▸ **Your goal**
Transcribe the records in full, keeping every character as it is.

(Dataset entries)
** start **
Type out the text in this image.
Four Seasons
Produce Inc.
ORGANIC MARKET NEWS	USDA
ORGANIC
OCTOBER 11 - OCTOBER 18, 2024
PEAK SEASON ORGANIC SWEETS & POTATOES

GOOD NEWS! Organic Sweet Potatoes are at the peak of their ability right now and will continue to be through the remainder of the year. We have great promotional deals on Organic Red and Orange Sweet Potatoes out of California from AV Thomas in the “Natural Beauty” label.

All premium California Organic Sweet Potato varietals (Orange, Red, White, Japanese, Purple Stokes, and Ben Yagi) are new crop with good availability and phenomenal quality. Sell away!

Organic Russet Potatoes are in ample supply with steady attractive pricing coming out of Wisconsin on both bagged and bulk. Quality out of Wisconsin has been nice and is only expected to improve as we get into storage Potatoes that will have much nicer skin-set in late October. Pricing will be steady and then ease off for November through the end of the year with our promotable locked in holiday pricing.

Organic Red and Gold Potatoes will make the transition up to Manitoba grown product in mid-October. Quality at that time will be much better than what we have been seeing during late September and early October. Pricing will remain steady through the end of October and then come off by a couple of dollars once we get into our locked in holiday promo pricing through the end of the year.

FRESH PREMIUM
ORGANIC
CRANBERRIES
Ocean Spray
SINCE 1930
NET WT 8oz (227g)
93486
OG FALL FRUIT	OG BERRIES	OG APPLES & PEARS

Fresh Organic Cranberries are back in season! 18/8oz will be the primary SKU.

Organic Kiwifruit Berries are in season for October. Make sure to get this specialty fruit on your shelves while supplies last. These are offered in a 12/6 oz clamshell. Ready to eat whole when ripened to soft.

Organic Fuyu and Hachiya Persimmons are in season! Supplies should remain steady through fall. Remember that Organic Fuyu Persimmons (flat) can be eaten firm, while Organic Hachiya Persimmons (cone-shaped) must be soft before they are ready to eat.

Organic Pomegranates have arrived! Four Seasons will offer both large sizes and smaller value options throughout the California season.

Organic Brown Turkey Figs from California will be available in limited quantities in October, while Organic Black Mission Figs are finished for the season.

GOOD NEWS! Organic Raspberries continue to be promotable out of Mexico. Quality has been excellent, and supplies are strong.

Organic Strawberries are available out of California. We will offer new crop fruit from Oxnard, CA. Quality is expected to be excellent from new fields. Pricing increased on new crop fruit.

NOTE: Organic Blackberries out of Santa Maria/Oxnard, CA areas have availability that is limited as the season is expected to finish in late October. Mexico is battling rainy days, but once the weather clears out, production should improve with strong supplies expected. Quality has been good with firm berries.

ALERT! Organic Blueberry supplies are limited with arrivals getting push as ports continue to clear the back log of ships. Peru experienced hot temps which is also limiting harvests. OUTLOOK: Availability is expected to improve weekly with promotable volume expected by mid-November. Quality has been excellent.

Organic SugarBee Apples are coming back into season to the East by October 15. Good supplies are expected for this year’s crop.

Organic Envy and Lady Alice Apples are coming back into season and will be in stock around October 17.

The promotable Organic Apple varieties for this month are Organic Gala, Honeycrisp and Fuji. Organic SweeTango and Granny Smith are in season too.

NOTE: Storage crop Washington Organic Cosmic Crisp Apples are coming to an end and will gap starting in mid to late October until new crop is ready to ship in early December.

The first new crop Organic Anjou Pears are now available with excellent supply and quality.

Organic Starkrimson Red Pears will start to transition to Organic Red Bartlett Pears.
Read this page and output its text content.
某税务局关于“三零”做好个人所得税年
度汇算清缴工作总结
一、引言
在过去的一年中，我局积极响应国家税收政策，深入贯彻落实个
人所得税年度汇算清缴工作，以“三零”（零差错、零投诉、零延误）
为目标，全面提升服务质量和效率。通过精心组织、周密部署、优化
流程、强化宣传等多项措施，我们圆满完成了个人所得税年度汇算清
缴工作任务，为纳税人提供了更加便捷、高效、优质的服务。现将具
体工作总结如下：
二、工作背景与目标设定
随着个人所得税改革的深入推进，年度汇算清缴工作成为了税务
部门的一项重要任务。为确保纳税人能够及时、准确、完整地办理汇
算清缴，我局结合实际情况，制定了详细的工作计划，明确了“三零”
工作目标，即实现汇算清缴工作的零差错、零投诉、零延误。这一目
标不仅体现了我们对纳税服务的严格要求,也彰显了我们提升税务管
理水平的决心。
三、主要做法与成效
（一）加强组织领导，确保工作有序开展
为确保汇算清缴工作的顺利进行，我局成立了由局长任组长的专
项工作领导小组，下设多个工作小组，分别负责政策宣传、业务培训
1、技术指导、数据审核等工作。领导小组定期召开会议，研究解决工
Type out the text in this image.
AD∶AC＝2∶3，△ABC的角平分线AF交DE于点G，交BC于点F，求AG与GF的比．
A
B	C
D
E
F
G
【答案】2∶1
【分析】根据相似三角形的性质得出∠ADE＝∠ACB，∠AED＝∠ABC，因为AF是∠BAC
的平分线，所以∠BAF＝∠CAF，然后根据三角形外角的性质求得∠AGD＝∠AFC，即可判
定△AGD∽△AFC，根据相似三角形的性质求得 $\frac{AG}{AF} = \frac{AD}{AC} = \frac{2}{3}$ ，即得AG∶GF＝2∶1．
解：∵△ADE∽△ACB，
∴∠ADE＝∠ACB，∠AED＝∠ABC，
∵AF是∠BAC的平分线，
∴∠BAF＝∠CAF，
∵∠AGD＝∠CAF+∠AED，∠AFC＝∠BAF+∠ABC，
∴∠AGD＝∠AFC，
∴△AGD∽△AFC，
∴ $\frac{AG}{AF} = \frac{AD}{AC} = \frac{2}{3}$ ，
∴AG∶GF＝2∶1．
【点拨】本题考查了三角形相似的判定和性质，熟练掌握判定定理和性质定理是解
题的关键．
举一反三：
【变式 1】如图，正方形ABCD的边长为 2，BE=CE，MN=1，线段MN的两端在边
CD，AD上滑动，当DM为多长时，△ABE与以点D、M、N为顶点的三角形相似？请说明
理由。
** end **
▸ **Exercise output**
Type out the text in this image.
Four Seasons
Produce Inc.
ORGANIC MARKET NEWS	USDA
ORGANIC
OCTOBER 11 - OCTOBER 18, 2024
PEAK SEASON ORGANIC SWEETS & POTATOES

GOOD NEWS! Organic Sweet Potatoes are at the peak of their ability right now and will continue to be through the remainder of the year. We have great promotional deals on Organic Red and Orange Sweet Potatoes out of California from AV Thomas in the “Natural Beauty” label.

All premium California Organic Sweet Potato varietals (Orange, Red, White, Japanese, Purple Stokes, and Ben Yagi) are new crop with good availability and phenomenal quality. Sell away!

Organic Russet Potatoes are in ample supply with steady attractive pricing coming out of Wisconsin on both bagged and bulk. Quality out of Wisconsin has been nice and is only expected to improve as we get into storage Potatoes that will have much nicer skin-set in late October. Pricing will be steady and then ease off for November through the end of the year with our promotable locked in holiday pricing.

Organic Red and Gold Potatoes will make the transition up to Manitoba grown product in mid-October. Quality at that time will be much better than what we have been seeing during late September and early October. Pricing will remain steady through the end of October and then come off by a couple of dollars once we get into our locked in holiday promo pricing through the end of the year.

FRESH PREMIUM
ORGANIC
CRANBERRIES
Ocean Spray
SINCE 1930
NET WT 8oz (227g)
93486
OG FALL FRUIT	OG BERRIES	OG APPLES & PEARS

Fresh Organic Cranberries are back in season! 18/8oz will be the primary SKU.

Organic Kiwifruit Berries are in season for October. Make sure to get this specialty fruit on your shelves while supplies last. These are offered in a 12/6 oz clamshell. Ready to eat whole when ripened to soft.

Organic Fuyu and Hachiya Persimmons are in season! Supplies should remain steady through fall. Remember that Organic Fuyu Persimmons (flat) can be eaten firm, while Organic Hachiya Persimmons (cone-shaped) must be soft before they are ready to eat.

Organic Pomegranates have arrived! Four Seasons will offer both large sizes and smaller value options throughout the California season.

Organic Brown Turkey Figs from California will be available in limited quantities in October, while Organic Black Mission Figs are finished for the season.

GOOD NEWS! Organic Raspberries continue to be promotable out of Mexico. Quality has been excellent, and supplies are strong.

Organic Strawberries are available out of California. We will offer new crop fruit from Oxnard, CA. Quality is expected to be excellent from new fields. Pricing increased on new crop fruit.

NOTE: Organic Blackberries out of Santa Maria/Oxnard, CA areas have availability that is limited as the season is expected to finish in late October. Mexico is battling rainy days, but once the weather clears out, production should improve with strong supplies expected. Quality has been good with firm berries.

ALERT! Organic Blueberry supplies are limited with arrivals getting push as ports continue to clear the back log of ships. Peru experienced hot temps which is also limiting harvests. OUTLOOK: Availability is expected to improve weekly with promotable volume expected by mid-November. Quality has been excellent.

Organic SugarBee Apples are coming back into season to the East by October 15. Good supplies are expected for this year’s crop.

Organic Envy and Lady Alice Apples are coming back into season and will be in stock around October 17.

The promotable Organic Apple varieties for this month are Organic Gala, Honeycrisp and Fuji. Organic SweeTango and Granny Smith are in season too.

NOTE: Storage crop Washington Organic Cosmic Crisp Apples are coming to an end and will gap starting in mid to late October until new crop is ready to ship in early December.

The first new crop Organic Anjou Pears are now available with excellent supply and quality.

Organic Starkrimson Red Pears will start to transition to Organic Red Bartlett Pears.
Read this page and output its text content.
某税务局关于“三零”做好个人所得税年
度汇算清缴工作总结
一、引言
在过去的一年中，我局积极响应国家税收政策，深入贯彻落实个
人所得税年度汇算清缴工作，以“三零”（零差错、零投诉、零延误）
为目标，全面提升服务质量和效率。通过精心组织、周密部署、优化
流程、强化宣传等多项措施，我们圆满完成了个人所得税年度汇算清
缴工作任务，为纳税人提供了更加便捷、高效、优质的服务。现将具
体工作总结如下：
二、工作背景与目标设定
随着个人所得税改革的深入推进，年度汇算清缴工作成为了税务
部门的一项重要任务。为确保纳税人能够及时、准确、完整地办理汇
算清缴，我局结合实际情况，制定了详细的工作计划，明确了“三零”
工作目标，即实现汇算清缴工作的零差错、零投诉、零延误。这一目
标不仅体现了我们对纳税服务的严格要求,也彰显了我们提升税务管
理水平的决心。
三、主要做法与成效
（一）加强组织领导，确保工作有序开展
为确保汇算清缴工作的顺利进行，我局成立了由局长任组长的专
项工作领导小组，下设多个工作小组，分别负责政策宣传、业务培训
1、技术指导、数据审核等工作。领导小组定期召开会议，研究解决工
Type out the text in this image.
AD∶AC＝2∶3，△ABC的角平分线AF交DE于点G，交BC于点F，求AG与GF的比．
A
B	C
D
E
F
G
【答案】2∶1
【分析】根据相似三角形的性质得出∠ADE＝∠ACB，∠AED＝∠ABC，因为AF是∠BAC
的平分线，所以∠BAF＝∠CAF，然后根据三角形外角的性质求得∠AGD＝∠AFC，即可判
定△AGD∽△AFC，根据相似三角形的性质求得 $\frac{AG}{AF} = \frac{AD}{AC} = \frac{2}{3}$ ，即得AG∶GF＝2∶1．
解：∵△ADE∽△ACB，
∴∠ADE＝∠ACB，∠AED＝∠ABC，
∵AF是∠BAC的平分线，
∴∠BAF＝∠CAF，
∵∠AGD＝∠CAF+∠AED，∠AFC＝∠BAF+∠ABC，
∴∠AGD＝∠AFC，
∴△AGD∽△AFC，
∴ $\frac{AG}{AF} = \frac{AD}{AC} = \frac{2}{3}$ ，
∴AG∶GF＝2∶1．
【点拨】本题考查了三角形相似的判定和性质，熟练掌握判定定理和性质定理是解
题的关键．
举一反三：
【变式 1】如图，正方形ABCD的边长为 2，BE=CE，MN=1，线段MN的两端在边
CD，AD上滑动，当DM为多长时，△ABE与以点D、M、N为顶点的三角形相似？请说明
理由。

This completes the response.